-- PROMPT --
Narrow the data below down to the lines containing "Scene".
--------------------------------------------------
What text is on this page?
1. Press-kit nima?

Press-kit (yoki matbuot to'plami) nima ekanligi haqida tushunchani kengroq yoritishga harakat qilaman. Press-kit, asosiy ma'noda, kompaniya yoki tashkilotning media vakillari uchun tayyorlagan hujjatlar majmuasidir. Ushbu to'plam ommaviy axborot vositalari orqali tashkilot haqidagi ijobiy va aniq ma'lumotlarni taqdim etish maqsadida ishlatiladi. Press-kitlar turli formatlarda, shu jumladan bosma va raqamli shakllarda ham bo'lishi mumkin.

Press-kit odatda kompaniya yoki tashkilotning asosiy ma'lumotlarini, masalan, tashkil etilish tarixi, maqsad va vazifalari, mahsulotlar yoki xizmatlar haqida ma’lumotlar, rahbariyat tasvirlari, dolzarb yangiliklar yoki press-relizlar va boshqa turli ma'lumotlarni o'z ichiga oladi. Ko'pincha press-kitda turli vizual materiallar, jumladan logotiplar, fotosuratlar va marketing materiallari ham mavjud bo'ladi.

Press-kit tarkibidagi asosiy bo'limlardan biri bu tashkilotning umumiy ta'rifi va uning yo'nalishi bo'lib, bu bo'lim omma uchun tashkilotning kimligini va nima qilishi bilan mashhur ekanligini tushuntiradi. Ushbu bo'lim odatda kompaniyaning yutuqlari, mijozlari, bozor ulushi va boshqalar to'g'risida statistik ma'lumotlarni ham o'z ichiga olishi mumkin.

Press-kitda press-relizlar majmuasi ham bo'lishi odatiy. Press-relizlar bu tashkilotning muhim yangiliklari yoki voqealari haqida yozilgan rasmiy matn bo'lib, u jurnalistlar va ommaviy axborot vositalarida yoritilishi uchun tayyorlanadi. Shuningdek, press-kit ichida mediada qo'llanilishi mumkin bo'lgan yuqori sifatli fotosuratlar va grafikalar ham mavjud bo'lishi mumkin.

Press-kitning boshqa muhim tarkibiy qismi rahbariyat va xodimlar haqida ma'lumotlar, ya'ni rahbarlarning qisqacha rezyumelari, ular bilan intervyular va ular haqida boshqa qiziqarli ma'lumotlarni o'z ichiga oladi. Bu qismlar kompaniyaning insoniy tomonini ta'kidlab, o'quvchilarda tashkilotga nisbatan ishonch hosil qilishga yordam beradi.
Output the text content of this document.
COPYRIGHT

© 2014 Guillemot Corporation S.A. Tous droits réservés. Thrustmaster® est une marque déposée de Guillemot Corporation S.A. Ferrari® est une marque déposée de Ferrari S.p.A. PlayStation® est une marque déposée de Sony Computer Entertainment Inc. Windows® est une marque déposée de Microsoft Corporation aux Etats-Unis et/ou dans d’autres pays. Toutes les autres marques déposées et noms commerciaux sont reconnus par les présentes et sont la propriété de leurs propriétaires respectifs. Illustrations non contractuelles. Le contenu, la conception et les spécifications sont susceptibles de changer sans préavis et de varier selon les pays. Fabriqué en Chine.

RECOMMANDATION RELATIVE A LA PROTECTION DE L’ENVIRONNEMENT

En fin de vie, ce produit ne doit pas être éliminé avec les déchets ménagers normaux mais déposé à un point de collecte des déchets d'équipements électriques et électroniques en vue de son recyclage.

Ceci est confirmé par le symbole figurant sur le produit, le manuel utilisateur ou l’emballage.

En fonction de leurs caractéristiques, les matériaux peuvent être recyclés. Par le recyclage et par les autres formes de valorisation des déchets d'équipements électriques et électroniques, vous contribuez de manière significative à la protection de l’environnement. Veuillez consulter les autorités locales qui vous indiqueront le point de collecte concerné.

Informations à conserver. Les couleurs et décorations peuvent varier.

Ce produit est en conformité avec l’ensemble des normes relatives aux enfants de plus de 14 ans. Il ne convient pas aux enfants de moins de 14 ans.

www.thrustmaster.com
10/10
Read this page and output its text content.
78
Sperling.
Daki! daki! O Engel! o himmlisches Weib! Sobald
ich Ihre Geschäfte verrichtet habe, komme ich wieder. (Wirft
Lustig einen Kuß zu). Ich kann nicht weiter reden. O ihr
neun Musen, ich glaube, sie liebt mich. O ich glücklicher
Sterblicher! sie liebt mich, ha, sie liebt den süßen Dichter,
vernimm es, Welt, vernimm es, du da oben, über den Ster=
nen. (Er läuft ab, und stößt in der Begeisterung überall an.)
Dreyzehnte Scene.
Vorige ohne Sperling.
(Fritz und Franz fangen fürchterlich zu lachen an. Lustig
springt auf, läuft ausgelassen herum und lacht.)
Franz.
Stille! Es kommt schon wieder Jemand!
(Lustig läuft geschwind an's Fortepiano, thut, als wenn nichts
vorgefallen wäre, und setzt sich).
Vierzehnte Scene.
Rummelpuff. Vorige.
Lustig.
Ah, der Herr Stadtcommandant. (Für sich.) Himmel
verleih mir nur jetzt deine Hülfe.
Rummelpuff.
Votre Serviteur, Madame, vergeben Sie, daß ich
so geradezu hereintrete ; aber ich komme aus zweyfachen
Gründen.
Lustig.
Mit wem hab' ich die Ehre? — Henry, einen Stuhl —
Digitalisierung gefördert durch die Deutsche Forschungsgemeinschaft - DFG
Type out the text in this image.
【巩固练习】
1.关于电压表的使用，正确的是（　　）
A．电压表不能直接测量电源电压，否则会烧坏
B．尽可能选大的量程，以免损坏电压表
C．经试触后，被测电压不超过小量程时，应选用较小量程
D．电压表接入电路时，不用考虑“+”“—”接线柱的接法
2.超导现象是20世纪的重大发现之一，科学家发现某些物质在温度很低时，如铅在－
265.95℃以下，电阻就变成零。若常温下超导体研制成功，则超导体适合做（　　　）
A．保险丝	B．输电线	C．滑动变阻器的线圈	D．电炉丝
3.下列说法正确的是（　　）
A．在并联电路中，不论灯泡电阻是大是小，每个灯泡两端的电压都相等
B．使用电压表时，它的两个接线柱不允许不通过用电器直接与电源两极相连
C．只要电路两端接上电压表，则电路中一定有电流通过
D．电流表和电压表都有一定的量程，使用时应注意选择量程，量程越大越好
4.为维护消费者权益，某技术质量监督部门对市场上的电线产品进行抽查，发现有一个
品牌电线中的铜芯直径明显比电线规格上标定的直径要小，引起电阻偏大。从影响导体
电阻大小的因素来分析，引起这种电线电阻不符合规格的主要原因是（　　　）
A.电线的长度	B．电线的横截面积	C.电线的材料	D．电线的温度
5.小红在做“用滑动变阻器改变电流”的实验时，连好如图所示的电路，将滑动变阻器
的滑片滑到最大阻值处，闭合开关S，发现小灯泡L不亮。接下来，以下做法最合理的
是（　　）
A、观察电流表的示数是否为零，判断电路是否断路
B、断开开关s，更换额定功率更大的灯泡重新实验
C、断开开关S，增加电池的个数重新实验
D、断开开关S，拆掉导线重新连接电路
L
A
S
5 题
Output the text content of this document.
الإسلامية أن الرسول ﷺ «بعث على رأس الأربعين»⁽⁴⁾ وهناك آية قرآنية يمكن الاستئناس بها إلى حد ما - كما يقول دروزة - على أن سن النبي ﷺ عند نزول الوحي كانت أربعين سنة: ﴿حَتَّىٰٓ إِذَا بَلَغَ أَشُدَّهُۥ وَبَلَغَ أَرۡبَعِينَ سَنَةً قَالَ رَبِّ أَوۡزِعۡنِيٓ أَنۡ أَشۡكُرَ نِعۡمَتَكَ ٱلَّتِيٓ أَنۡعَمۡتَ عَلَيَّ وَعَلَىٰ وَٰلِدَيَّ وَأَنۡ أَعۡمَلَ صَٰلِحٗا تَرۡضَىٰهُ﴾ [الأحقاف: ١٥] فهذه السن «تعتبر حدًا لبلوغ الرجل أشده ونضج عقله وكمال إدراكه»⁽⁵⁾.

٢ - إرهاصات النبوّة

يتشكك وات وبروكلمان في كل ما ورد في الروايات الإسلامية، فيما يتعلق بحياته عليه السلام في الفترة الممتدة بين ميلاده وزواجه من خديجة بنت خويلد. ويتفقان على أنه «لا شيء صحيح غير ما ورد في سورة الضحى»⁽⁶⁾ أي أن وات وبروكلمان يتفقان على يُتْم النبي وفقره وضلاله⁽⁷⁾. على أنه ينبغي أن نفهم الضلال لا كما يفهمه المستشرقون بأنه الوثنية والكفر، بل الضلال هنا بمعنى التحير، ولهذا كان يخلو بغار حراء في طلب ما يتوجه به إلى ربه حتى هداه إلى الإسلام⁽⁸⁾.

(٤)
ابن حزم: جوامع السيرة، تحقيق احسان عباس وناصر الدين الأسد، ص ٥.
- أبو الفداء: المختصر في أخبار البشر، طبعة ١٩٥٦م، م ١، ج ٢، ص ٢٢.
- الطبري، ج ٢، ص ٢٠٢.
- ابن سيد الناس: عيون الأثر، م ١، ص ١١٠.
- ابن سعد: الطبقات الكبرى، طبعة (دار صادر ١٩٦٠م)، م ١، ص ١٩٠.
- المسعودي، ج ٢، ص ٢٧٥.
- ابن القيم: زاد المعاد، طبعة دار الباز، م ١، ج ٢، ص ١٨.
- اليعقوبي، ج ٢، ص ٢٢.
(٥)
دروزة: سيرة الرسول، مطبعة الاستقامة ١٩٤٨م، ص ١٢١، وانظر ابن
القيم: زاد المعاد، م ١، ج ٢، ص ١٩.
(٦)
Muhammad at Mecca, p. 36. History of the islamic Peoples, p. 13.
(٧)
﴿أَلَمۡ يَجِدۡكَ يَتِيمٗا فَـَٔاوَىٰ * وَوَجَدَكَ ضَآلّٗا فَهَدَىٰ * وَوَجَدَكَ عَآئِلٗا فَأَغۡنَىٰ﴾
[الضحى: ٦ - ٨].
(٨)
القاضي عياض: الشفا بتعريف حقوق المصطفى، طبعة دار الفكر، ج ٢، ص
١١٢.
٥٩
--------------------------------------------------
-- WRITTEN RESPONSE --
Dreyzehnte Scene.
Vierzehnte Scene.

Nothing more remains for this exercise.